> **Data listing**:
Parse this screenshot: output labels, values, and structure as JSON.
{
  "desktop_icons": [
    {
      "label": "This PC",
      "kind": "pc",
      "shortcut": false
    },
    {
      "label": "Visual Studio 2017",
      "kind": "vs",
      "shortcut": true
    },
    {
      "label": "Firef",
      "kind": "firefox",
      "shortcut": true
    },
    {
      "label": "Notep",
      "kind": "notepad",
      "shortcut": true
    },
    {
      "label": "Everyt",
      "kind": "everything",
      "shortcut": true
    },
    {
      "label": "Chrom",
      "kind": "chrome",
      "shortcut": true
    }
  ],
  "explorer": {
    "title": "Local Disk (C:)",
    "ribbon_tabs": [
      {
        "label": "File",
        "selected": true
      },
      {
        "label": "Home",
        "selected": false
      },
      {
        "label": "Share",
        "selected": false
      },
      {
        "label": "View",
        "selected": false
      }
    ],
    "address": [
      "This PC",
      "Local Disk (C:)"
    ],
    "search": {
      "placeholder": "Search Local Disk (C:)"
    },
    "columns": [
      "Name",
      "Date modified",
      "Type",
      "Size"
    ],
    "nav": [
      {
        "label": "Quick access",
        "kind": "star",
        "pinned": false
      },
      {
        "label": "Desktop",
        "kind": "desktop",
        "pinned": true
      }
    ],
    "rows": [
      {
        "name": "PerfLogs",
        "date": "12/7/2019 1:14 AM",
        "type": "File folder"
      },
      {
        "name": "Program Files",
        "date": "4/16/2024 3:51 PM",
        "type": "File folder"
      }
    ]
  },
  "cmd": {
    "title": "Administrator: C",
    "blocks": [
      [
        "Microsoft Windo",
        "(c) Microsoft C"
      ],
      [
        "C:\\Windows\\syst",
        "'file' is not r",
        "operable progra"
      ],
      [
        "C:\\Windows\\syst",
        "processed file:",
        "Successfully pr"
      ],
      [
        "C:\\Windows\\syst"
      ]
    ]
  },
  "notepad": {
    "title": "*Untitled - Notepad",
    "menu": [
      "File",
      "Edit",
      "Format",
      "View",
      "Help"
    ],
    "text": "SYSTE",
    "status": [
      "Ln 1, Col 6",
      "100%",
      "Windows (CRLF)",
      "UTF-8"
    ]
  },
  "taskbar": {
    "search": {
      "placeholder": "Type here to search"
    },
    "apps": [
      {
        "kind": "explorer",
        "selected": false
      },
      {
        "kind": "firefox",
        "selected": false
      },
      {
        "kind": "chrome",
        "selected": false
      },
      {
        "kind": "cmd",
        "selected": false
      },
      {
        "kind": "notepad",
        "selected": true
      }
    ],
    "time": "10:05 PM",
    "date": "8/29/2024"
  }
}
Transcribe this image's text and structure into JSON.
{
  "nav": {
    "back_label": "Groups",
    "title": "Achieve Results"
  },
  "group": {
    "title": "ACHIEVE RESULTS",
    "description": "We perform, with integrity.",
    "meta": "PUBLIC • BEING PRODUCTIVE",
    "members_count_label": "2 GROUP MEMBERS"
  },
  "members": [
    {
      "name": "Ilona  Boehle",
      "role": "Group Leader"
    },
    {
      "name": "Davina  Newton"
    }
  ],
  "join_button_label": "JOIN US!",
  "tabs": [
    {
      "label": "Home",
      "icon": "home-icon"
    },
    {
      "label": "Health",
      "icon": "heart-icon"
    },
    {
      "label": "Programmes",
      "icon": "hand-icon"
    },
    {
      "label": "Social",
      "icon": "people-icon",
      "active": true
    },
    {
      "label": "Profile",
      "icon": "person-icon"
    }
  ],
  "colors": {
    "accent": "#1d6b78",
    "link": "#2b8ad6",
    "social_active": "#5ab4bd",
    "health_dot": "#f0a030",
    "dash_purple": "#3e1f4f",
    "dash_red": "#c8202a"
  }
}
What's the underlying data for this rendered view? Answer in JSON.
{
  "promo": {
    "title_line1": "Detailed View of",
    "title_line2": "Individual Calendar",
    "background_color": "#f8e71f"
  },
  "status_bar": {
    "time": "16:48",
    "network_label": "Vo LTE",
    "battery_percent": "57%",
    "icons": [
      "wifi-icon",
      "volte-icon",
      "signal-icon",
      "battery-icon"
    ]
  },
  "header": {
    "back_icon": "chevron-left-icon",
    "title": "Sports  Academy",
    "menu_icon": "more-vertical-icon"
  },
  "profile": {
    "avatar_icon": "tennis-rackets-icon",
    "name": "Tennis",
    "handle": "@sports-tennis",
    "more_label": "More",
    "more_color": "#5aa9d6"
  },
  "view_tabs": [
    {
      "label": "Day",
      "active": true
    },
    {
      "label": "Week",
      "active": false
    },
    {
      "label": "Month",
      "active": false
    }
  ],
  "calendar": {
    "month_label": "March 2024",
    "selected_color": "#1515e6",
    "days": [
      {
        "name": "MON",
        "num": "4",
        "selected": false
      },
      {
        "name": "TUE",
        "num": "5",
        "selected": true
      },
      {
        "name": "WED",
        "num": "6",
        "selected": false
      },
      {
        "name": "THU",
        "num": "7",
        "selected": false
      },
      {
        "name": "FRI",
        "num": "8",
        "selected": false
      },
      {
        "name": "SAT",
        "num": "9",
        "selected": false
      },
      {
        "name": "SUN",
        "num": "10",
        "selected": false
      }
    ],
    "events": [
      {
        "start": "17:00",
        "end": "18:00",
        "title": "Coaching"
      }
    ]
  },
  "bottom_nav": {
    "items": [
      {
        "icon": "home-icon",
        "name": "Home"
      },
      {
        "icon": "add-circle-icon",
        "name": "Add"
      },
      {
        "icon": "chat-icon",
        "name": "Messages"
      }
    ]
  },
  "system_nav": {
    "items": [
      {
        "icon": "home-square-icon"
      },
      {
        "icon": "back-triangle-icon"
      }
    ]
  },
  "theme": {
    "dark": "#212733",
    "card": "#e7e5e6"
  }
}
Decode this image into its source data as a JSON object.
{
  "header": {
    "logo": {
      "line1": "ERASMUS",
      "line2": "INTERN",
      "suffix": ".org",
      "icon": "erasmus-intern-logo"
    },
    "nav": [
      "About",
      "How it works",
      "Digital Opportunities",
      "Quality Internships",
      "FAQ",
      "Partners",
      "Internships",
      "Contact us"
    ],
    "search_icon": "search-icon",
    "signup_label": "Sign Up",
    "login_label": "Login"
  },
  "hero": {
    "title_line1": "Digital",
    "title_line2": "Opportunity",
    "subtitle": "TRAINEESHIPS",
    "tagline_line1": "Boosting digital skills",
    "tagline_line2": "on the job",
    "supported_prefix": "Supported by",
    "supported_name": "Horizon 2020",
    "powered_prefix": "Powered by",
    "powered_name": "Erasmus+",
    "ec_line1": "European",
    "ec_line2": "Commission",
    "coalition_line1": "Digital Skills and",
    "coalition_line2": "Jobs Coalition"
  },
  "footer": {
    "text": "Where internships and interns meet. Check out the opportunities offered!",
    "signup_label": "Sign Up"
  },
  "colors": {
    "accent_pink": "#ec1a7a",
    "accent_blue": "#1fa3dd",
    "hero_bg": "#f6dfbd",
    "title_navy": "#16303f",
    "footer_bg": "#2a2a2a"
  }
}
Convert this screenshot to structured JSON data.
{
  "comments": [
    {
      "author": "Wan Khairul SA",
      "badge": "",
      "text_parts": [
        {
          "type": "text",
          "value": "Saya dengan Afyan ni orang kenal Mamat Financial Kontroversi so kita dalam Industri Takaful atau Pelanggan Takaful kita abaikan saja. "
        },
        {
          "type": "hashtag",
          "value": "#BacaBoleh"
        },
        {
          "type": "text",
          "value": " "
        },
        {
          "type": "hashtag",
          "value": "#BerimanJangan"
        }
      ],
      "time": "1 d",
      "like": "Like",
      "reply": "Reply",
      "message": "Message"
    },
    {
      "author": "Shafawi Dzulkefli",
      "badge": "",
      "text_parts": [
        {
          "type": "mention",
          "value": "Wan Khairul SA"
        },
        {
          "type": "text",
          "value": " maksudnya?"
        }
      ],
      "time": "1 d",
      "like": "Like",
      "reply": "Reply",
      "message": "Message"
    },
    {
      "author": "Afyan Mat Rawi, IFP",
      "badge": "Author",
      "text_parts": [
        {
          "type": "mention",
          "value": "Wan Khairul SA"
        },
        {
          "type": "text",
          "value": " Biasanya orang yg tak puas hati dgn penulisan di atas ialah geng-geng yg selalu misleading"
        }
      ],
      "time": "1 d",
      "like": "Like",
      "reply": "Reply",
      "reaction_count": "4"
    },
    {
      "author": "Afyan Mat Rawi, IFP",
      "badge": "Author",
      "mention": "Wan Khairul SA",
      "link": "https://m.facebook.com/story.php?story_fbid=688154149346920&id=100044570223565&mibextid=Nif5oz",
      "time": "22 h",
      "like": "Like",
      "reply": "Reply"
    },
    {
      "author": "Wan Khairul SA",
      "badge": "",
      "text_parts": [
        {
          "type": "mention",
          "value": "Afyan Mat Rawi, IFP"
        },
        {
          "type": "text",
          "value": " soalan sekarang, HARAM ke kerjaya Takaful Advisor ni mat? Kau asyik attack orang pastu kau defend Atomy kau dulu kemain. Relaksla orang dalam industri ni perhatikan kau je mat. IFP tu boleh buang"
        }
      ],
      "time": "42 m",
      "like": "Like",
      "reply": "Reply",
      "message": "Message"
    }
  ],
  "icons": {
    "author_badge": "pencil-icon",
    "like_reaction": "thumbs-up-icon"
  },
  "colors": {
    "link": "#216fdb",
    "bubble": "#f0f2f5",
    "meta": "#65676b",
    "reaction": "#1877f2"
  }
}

> **WHAT IS EXPECTED**: Of the lines above, how many include the word "dalam"? Reply with the number alone.

> **RESPONSE TO THIS TASK**: 2